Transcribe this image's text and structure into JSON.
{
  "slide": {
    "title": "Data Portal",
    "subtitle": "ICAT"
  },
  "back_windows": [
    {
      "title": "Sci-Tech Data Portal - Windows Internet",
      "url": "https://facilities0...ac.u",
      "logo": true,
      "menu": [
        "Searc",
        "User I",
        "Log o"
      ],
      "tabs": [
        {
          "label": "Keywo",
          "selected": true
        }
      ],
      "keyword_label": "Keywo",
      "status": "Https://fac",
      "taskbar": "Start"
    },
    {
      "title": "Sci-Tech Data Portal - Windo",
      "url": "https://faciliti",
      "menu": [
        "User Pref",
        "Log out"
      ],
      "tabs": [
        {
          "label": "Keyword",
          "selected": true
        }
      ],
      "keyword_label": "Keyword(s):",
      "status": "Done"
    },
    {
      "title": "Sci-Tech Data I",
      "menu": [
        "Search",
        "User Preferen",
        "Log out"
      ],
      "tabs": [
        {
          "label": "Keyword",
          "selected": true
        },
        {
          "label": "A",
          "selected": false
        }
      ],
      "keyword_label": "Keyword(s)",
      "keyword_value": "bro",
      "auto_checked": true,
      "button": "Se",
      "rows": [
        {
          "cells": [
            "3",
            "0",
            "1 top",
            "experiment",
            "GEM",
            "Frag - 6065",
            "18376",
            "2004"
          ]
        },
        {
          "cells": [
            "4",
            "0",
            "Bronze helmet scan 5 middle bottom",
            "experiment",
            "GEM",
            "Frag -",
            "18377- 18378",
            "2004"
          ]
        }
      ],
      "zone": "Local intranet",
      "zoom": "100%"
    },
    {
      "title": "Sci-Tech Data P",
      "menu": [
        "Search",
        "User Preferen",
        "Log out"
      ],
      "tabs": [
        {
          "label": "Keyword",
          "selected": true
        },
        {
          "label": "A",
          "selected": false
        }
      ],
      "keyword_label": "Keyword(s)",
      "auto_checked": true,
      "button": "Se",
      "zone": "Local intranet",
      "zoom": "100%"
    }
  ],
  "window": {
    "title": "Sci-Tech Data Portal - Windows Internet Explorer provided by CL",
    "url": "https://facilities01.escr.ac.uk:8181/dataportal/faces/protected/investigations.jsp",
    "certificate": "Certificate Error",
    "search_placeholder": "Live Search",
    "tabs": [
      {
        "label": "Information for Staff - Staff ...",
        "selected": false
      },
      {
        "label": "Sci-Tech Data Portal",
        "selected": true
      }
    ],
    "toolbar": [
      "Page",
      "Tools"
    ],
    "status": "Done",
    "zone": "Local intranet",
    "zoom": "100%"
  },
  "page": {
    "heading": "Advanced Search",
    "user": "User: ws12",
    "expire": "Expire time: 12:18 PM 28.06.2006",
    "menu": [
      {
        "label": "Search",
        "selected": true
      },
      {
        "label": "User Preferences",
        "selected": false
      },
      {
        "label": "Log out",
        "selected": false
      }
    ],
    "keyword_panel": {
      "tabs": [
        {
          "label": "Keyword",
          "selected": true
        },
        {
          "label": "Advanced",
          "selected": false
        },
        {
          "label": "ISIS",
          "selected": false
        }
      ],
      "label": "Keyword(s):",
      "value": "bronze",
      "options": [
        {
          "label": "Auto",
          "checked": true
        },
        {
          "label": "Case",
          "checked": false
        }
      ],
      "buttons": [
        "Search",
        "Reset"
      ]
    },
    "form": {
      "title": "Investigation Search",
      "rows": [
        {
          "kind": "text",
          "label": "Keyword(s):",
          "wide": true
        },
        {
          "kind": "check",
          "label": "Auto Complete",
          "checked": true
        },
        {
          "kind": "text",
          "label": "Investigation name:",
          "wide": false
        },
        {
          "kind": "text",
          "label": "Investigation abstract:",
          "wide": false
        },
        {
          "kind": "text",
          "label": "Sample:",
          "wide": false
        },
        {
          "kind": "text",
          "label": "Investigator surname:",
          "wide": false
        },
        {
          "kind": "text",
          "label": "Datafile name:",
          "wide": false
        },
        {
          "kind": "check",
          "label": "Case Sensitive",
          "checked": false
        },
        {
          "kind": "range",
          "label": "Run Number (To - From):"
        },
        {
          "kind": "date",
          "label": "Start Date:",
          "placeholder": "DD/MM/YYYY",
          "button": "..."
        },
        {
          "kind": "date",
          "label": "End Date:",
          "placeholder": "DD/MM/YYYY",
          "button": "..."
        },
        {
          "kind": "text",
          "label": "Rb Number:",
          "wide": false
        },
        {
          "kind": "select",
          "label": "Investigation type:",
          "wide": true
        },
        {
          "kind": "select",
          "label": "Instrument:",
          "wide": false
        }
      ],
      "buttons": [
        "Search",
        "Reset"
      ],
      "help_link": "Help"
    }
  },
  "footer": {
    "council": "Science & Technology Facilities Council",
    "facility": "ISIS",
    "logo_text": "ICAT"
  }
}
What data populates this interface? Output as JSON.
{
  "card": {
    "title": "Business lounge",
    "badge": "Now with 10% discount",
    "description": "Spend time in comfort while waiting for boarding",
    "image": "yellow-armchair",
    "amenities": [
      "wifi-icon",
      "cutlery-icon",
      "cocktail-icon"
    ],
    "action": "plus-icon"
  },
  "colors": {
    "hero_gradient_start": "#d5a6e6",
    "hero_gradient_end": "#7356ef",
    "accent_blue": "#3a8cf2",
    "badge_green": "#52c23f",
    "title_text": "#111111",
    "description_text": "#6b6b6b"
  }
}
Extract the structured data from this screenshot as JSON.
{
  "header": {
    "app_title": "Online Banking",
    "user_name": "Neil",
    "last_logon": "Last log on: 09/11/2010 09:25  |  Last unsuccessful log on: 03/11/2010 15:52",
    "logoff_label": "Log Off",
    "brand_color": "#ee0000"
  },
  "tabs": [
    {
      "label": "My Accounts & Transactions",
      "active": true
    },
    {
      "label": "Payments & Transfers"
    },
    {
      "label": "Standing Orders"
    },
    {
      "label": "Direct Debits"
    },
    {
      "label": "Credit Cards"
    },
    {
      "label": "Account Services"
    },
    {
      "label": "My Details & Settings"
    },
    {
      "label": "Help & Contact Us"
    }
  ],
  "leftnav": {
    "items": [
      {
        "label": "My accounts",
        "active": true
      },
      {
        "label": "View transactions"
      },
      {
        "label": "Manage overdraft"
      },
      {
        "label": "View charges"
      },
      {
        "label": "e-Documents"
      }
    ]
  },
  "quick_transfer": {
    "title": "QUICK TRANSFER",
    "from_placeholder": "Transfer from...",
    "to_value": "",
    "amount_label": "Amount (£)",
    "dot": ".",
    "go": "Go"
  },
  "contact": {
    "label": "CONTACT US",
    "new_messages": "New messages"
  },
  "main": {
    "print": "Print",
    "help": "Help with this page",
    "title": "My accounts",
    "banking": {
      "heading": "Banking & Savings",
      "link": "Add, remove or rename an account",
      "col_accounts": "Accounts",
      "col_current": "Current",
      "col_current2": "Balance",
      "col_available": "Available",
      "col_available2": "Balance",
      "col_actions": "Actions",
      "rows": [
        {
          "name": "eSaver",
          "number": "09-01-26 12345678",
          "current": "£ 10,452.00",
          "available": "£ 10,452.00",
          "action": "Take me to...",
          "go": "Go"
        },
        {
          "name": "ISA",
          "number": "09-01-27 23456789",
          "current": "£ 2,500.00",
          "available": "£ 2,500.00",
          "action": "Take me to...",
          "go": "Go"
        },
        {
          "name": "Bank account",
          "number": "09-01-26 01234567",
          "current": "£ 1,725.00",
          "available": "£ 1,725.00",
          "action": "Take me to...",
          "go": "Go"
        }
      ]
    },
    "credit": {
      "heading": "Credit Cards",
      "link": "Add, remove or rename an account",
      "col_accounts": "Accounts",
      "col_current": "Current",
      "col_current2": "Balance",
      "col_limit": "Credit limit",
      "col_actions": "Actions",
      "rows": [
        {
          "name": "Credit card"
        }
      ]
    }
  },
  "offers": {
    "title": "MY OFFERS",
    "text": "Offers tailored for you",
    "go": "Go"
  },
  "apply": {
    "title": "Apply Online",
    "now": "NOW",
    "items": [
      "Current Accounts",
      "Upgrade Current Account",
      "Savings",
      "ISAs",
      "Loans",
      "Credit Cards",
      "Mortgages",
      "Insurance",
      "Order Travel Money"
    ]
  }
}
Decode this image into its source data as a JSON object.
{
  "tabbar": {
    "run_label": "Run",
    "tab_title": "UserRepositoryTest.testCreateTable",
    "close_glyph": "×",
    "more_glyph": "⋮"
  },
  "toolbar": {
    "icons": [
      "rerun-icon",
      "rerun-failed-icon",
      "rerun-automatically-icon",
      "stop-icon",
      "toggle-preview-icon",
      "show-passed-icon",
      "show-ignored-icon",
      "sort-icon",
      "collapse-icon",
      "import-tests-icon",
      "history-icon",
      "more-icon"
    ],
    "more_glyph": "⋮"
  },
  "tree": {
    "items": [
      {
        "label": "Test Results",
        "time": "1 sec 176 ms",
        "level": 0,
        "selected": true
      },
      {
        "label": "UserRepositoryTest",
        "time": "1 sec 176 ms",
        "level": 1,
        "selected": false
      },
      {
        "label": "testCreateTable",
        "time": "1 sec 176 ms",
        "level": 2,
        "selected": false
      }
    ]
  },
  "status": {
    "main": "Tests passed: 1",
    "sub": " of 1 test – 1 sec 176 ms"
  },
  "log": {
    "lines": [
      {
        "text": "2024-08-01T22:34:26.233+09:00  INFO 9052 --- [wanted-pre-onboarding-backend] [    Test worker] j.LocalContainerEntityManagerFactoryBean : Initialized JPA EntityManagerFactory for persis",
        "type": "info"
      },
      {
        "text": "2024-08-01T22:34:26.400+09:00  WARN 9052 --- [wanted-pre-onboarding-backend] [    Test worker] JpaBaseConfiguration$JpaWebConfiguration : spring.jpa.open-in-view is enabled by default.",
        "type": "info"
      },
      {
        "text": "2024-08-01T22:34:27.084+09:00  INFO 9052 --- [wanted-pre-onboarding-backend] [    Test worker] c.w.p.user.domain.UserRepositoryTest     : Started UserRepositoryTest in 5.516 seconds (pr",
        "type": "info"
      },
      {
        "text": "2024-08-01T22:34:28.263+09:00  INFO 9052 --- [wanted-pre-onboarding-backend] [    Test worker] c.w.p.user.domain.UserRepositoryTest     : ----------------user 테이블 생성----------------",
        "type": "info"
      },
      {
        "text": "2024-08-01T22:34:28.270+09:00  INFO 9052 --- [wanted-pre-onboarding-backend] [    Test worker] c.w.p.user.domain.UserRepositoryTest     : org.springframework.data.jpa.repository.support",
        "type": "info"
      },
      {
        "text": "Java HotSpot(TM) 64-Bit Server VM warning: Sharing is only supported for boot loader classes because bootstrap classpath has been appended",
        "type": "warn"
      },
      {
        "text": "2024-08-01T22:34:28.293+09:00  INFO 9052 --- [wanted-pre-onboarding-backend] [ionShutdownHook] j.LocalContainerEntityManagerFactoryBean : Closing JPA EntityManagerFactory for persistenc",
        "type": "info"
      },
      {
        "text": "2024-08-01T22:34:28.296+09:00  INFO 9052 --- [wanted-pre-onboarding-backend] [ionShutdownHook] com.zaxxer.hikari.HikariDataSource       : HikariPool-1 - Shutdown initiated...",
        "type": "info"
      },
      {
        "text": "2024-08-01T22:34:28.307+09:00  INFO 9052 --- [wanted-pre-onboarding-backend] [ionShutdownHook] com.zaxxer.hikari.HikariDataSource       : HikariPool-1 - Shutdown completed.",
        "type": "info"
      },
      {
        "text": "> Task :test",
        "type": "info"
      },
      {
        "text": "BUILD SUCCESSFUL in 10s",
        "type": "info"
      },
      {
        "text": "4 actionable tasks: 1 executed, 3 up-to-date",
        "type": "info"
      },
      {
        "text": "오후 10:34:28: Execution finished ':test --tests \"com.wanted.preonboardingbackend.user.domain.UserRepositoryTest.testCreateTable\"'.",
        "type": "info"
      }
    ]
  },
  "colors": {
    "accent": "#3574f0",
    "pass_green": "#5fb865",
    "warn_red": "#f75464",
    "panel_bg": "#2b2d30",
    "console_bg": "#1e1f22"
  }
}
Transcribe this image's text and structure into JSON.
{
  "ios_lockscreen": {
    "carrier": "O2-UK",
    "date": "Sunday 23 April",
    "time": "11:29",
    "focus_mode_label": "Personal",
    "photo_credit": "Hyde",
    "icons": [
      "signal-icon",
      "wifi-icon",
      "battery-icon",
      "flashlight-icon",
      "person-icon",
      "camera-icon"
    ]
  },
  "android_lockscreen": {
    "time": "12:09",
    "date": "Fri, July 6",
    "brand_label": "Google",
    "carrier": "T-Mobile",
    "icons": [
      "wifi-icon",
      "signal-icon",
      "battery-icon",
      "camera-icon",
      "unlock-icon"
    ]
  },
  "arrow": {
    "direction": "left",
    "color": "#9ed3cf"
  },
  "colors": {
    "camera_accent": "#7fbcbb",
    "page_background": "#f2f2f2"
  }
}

The request:
Copy all lines from the material that hold "JSON".

Expected answer:
Transcribe this image's text and structure into JSON.
What data populates this interface? Output as JSON.
Extract the structured data from this screenshot as JSON.
Decode this image into its source data as a JSON object.
Transcribe this image's text and structure into JSON.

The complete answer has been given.